Print all entries precisely as they are written.

Dataset excerpt
..............................

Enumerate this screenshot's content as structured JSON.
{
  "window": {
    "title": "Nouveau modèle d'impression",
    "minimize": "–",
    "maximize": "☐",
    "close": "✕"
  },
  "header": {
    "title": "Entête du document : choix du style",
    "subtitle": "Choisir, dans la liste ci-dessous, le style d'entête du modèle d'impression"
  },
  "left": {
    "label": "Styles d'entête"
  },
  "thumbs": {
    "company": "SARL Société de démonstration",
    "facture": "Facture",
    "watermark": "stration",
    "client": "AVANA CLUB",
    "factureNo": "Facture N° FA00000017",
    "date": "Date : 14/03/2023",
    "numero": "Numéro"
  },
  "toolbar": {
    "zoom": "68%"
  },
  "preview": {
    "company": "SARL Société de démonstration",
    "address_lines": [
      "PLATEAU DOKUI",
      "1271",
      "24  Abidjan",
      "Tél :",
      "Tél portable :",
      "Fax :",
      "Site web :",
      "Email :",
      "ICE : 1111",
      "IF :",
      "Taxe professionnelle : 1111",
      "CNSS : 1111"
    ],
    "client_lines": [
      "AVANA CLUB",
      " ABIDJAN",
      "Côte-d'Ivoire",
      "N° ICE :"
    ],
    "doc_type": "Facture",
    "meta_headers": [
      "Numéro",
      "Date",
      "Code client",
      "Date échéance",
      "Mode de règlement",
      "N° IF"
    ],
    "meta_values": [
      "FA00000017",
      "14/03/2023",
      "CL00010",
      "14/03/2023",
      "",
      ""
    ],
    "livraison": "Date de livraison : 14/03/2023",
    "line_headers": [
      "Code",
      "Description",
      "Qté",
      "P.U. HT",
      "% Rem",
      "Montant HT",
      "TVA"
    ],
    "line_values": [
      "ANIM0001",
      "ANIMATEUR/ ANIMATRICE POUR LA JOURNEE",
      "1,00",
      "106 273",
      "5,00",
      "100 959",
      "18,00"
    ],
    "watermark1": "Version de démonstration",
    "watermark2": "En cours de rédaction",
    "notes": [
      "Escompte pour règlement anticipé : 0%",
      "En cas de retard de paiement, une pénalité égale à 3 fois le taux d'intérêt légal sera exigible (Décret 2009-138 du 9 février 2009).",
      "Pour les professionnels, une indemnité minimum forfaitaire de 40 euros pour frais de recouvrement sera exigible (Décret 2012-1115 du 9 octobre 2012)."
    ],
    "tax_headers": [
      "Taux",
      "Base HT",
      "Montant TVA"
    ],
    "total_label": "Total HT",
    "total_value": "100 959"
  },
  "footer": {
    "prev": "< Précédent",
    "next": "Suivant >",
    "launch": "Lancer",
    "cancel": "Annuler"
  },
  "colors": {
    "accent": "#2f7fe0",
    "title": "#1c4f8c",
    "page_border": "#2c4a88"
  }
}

..............................

_Result of the exercise_
Enumerate this screenshot's content as structured JSON.
{
  "window": {
    "title": "Nouveau modèle d'impression",
    "minimize": "–",
    "maximize": "☐",
    "close": "✕"
  },
  "header": {
    "title": "Entête du document : choix du style",
    "subtitle": "Choisir, dans la liste ci-dessous, le style d'entête du modèle d'impression"
  },
  "left": {
    "label": "Styles d'entête"
  },
  "thumbs": {
    "company": "SARL Société de démonstration",
    "facture": "Facture",
    "watermark": "stration",
    "client": "AVANA CLUB",
    "factureNo": "Facture N° FA00000017",
    "date": "Date : 14/03/2023",
    "numero": "Numéro"
  },
  "toolbar": {
    "zoom": "68%"
  },
  "preview": {
    "company": "SARL Société de démonstration",
    "address_lines": [
      "PLATEAU DOKUI",
      "1271",
      "24  Abidjan",
      "Tél :",
      "Tél portable :",
      "Fax :",
      "Site web :",
      "Email :",
      "ICE : 1111",
      "IF :",
      "Taxe professionnelle : 1111",
      "CNSS : 1111"
    ],
    "client_lines": [
      "AVANA CLUB",
      " ABIDJAN",
      "Côte-d'Ivoire",
      "N° ICE :"
    ],
    "doc_type": "Facture",
    "meta_headers": [
      "Numéro",
      "Date",
      "Code client",
      "Date échéance",
      "Mode de règlement",
      "N° IF"
    ],
    "meta_values": [
      "FA00000017",
      "14/03/2023",
      "CL00010",
      "14/03/2023",
      "",
      ""
    ],
    "livraison": "Date de livraison : 14/03/2023",
    "line_headers": [
      "Code",
      "Description",
      "Qté",
      "P.U. HT",
      "% Rem",
      "Montant HT",
      "TVA"
    ],
    "line_values": [
      "ANIM0001",
      "ANIMATEUR/ ANIMATRICE POUR LA JOURNEE",
      "1,00",
      "106 273",
      "5,00",
      "100 959",
      "18,00"
    ],
    "watermark1": "Version de démonstration",
    "watermark2": "En cours de rédaction",
    "notes": [
      "Escompte pour règlement anticipé : 0%",
      "En cas de retard de paiement, une pénalité égale à 3 fois le taux d'intérêt légal sera exigible (Décret 2009-138 du 9 février 2009).",
      "Pour les professionnels, une indemnité minimum forfaitaire de 40 euros pour frais de recouvrement sera exigible (Décret 2012-1115 du 9 octobre 2012)."
    ],
    "tax_headers": [
      "Taux",
      "Base HT",
      "Montant TVA"
    ],
    "total_label": "Total HT",
    "total_value": "100 959"
  },
  "footer": {
    "prev": "< Précédent",
    "next": "Suivant >",
    "launch": "Lancer",
    "cancel": "Annuler"
  },
  "colors": {
    "accent": "#2f7fe0",
    "title": "#1c4f8c",
    "page_border": "#2c4a88"
  }
}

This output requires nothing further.